(Extracted records)
>> Begin

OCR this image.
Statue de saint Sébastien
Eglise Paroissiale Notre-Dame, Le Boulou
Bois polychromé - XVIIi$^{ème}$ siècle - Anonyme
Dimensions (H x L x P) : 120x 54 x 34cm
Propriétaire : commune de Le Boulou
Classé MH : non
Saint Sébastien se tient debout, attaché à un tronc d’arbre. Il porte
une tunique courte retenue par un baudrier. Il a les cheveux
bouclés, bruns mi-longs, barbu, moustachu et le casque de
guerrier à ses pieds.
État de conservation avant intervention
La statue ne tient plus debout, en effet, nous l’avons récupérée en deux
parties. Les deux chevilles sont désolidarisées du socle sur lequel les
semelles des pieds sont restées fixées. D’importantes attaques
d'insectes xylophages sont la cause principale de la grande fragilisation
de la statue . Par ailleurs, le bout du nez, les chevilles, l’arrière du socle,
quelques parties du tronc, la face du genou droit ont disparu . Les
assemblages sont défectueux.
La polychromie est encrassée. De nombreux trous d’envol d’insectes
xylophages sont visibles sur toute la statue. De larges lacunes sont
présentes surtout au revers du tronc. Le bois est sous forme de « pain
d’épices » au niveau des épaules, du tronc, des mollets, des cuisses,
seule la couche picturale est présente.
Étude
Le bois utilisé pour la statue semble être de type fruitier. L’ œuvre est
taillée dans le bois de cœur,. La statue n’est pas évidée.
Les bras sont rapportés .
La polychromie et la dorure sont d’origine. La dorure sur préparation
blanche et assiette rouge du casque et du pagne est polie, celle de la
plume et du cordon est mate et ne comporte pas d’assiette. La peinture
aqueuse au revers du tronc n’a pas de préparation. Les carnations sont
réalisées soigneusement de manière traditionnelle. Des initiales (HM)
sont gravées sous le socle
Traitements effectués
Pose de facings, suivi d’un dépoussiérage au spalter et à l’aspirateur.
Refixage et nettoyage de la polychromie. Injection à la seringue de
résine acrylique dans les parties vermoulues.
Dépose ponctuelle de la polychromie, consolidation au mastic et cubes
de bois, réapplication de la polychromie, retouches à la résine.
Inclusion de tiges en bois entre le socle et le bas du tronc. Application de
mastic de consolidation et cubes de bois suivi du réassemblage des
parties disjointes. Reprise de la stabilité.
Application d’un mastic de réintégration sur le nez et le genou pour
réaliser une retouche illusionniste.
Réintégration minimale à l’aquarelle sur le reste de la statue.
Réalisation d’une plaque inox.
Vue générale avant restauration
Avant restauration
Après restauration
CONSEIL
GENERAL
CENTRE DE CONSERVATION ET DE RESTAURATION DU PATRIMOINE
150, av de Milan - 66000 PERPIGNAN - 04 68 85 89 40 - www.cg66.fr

>> End

*TASK BRIEF*
Reproduce the material exactly, with every line intact.

*COMPLETE OUTPUT*
OCR this image.
Statue de saint Sébastien
Eglise Paroissiale Notre-Dame, Le Boulou
Bois polychromé - XVIIi$^{ème}$ siècle - Anonyme
Dimensions (H x L x P) : 120x 54 x 34cm
Propriétaire : commune de Le Boulou
Classé MH : non
Saint Sébastien se tient debout, attaché à un tronc d’arbre. Il porte
une tunique courte retenue par un baudrier. Il a les cheveux
bouclés, bruns mi-longs, barbu, moustachu et le casque de
guerrier à ses pieds.
État de conservation avant intervention
La statue ne tient plus debout, en effet, nous l’avons récupérée en deux
parties. Les deux chevilles sont désolidarisées du socle sur lequel les
semelles des pieds sont restées fixées. D’importantes attaques
d'insectes xylophages sont la cause principale de la grande fragilisation
de la statue . Par ailleurs, le bout du nez, les chevilles, l’arrière du socle,
quelques parties du tronc, la face du genou droit ont disparu . Les
assemblages sont défectueux.
La polychromie est encrassée. De nombreux trous d’envol d’insectes
xylophages sont visibles sur toute la statue. De larges lacunes sont
présentes surtout au revers du tronc. Le bois est sous forme de « pain
d’épices » au niveau des épaules, du tronc, des mollets, des cuisses,
seule la couche picturale est présente.
Étude
Le bois utilisé pour la statue semble être de type fruitier. L’ œuvre est
taillée dans le bois de cœur,. La statue n’est pas évidée.
Les bras sont rapportés .
La polychromie et la dorure sont d’origine. La dorure sur préparation
blanche et assiette rouge du casque et du pagne est polie, celle de la
plume et du cordon est mate et ne comporte pas d’assiette. La peinture
aqueuse au revers du tronc n’a pas de préparation. Les carnations sont
réalisées soigneusement de manière traditionnelle. Des initiales (HM)
sont gravées sous le socle
Traitements effectués
Pose de facings, suivi d’un dépoussiérage au spalter et à l’aspirateur.
Refixage et nettoyage de la polychromie. Injection à la seringue de
résine acrylique dans les parties vermoulues.
Dépose ponctuelle de la polychromie, consolidation au mastic et cubes
de bois, réapplication de la polychromie, retouches à la résine.
Inclusion de tiges en bois entre le socle et le bas du tronc. Application de
mastic de consolidation et cubes de bois suivi du réassemblage des
parties disjointes. Reprise de la stabilité.
Application d’un mastic de réintégration sur le nez et le genou pour
réaliser une retouche illusionniste.
Réintégration minimale à l’aquarelle sur le reste de la statue.
Réalisation d’une plaque inox.
Vue générale avant restauration
Avant restauration
Après restauration
CONSEIL
GENERAL
CENTRE DE CONSERVATION ET DE RESTAURATION DU PATRIMOINE
150, av de Milan - 66000 PERPIGNAN - 04 68 85 89 40 - www.cg66.fr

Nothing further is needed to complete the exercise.